Records from a data source
☆ ☆ ☆ ☆

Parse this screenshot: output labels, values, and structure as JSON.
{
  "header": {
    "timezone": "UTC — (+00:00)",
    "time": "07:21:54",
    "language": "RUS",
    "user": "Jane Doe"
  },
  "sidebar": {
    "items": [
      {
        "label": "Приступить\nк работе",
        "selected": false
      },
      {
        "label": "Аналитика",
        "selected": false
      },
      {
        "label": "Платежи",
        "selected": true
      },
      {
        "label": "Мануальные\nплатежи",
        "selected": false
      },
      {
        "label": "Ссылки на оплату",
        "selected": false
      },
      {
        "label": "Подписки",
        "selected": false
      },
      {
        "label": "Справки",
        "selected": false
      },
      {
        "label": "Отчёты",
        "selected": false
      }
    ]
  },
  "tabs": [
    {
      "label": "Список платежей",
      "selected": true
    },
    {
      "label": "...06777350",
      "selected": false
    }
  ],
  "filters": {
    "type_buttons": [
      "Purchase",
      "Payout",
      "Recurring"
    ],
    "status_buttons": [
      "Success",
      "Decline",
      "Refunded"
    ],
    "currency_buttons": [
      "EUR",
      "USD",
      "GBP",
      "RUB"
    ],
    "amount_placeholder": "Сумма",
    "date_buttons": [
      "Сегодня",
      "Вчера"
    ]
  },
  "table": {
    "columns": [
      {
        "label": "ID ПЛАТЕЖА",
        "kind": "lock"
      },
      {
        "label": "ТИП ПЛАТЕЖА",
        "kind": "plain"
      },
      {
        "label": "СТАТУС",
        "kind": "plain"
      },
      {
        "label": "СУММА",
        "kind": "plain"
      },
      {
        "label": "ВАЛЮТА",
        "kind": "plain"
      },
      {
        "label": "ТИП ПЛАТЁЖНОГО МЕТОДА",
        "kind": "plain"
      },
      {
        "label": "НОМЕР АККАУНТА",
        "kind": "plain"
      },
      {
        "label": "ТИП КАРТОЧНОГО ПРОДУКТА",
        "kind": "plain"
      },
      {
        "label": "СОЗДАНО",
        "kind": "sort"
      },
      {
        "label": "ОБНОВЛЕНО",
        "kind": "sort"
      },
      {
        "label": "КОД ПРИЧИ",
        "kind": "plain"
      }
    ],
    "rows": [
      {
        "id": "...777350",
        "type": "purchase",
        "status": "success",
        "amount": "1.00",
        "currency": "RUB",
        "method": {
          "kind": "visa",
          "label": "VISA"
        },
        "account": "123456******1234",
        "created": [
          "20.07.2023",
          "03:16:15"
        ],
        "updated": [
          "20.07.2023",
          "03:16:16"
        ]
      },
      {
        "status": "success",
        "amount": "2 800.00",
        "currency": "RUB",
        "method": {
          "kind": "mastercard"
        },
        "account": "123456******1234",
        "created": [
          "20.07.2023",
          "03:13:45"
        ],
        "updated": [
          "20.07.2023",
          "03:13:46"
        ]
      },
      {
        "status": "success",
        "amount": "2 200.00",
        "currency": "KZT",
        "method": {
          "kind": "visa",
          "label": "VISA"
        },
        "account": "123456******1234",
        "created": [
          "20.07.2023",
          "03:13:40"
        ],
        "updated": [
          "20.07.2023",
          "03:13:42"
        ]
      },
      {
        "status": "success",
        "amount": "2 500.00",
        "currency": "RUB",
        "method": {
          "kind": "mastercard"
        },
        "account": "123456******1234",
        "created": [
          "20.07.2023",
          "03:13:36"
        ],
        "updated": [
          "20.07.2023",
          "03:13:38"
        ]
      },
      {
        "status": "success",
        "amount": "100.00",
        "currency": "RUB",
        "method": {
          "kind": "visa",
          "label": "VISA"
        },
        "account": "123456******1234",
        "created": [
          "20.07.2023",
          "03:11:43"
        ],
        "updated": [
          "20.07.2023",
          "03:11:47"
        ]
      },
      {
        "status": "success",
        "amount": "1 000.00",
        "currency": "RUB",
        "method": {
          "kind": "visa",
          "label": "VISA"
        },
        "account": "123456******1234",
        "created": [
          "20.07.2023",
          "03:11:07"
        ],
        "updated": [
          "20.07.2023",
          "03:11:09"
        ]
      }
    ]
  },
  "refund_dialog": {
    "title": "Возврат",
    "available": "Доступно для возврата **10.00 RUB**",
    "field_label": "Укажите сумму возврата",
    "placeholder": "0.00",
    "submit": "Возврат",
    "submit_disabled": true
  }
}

☆ ☆ ☆ ☆

**Given instruction**
Nothing may be left out: return each entry exactly as it reads.

**Written response**
Parse this screenshot: output labels, values, and structure as JSON.
{
  "header": {
    "timezone": "UTC — (+00:00)",
    "time": "07:21:54",
    "language": "RUS",
    "user": "Jane Doe"
  },
  "sidebar": {
    "items": [
      {
        "label": "Приступить\nк работе",
        "selected": false
      },
      {
        "label": "Аналитика",
        "selected": false
      },
      {
        "label": "Платежи",
        "selected": true
      },
      {
        "label": "Мануальные\nплатежи",
        "selected": false
      },
      {
        "label": "Ссылки на оплату",
        "selected": false
      },
      {
        "label": "Подписки",
        "selected": false
      },
      {
        "label": "Справки",
        "selected": false
      },
      {
        "label": "Отчёты",
        "selected": false
      }
    ]
  },
  "tabs": [
    {
      "label": "Список платежей",
      "selected": true
    },
    {
      "label": "...06777350",
      "selected": false
    }
  ],
  "filters": {
    "type_buttons": [
      "Purchase",
      "Payout",
      "Recurring"
    ],
    "status_buttons": [
      "Success",
      "Decline",
      "Refunded"
    ],
    "currency_buttons": [
      "EUR",
      "USD",
      "GBP",
      "RUB"
    ],
    "amount_placeholder": "Сумма",
    "date_buttons": [
      "Сегодня",
      "Вчера"
    ]
  },
  "table": {
    "columns": [
      {
        "label": "ID ПЛАТЕЖА",
        "kind": "lock"
      },
      {
        "label": "ТИП ПЛАТЕЖА",
        "kind": "plain"
      },
      {
        "label": "СТАТУС",
        "kind": "plain"
      },
      {
        "label": "СУММА",
        "kind": "plain"
      },
      {
        "label": "ВАЛЮТА",
        "kind": "plain"
      },
      {
        "label": "ТИП ПЛАТЁЖНОГО МЕТОДА",
        "kind": "plain"
      },
      {
        "label": "НОМЕР АККАУНТА",
        "kind": "plain"
      },
      {
        "label": "ТИП КАРТОЧНОГО ПРОДУКТА",
        "kind": "plain"
      },
      {
        "label": "СОЗДАНО",
        "kind": "sort"
      },
      {
        "label": "ОБНОВЛЕНО",
        "kind": "sort"
      },
      {
        "label": "КОД ПРИЧИ",
        "kind": "plain"
      }
    ],
    "rows": [
      {
        "id": "...777350",
        "type": "purchase",
        "status": "success",
        "amount": "1.00",
        "currency": "RUB",
        "method": {
          "kind": "visa",
          "label": "VISA"
        },
        "account": "123456******1234",
        "created": [
          "20.07.2023",
          "03:16:15"
        ],
        "updated": [
          "20.07.2023",
          "03:16:16"
        ]
      },
      {
        "status": "success",
        "amount": "2 800.00",
        "currency": "RUB",
        "method": {
          "kind": "mastercard"
        },
        "account": "123456******1234",
        "created": [
          "20.07.2023",
          "03:13:45"
        ],
        "updated": [
          "20.07.2023",
          "03:13:46"
        ]
      },
      {
        "status": "success",
        "amount": "2 200.00",
        "currency": "KZT",
        "method": {
          "kind": "visa",
          "label": "VISA"
        },
        "account": "123456******1234",
        "created": [
          "20.07.2023",
          "03:13:40"
        ],
        "updated": [
          "20.07.2023",
          "03:13:42"
        ]
      },
      {
        "status": "success",
        "amount": "2 500.00",
        "currency": "RUB",
        "method": {
          "kind": "mastercard"
        },
        "account": "123456******1234",
        "created": [
          "20.07.2023",
          "03:13:36"
        ],
        "updated": [
          "20.07.2023",
          "03:13:38"
        ]
      },
      {
        "status": "success",
        "amount": "100.00",
        "currency": "RUB",
        "method": {
          "kind": "visa",
          "label": "VISA"
        },
        "account": "123456******1234",
        "created": [
          "20.07.2023",
          "03:11:43"
        ],
        "updated": [
          "20.07.2023",
          "03:11:47"
        ]
      },
      {
        "status": "success",
        "amount": "1 000.00",
        "currency": "RUB",
        "method": {
          "kind": "visa",
          "label": "VISA"
        },
        "account": "123456******1234",
        "created": [
          "20.07.2023",
          "03:11:07"
        ],
        "updated": [
          "20.07.2023",
          "03:11:09"
        ]
      }
    ]
  },
  "refund_dialog": {
    "title": "Возврат",
    "available": "Доступно для возврата **10.00 RUB**",
    "field_label": "Укажите сумму возврата",
    "placeholder": "0.00",
    "submit": "Возврат",
    "submit_disabled": true
  }
}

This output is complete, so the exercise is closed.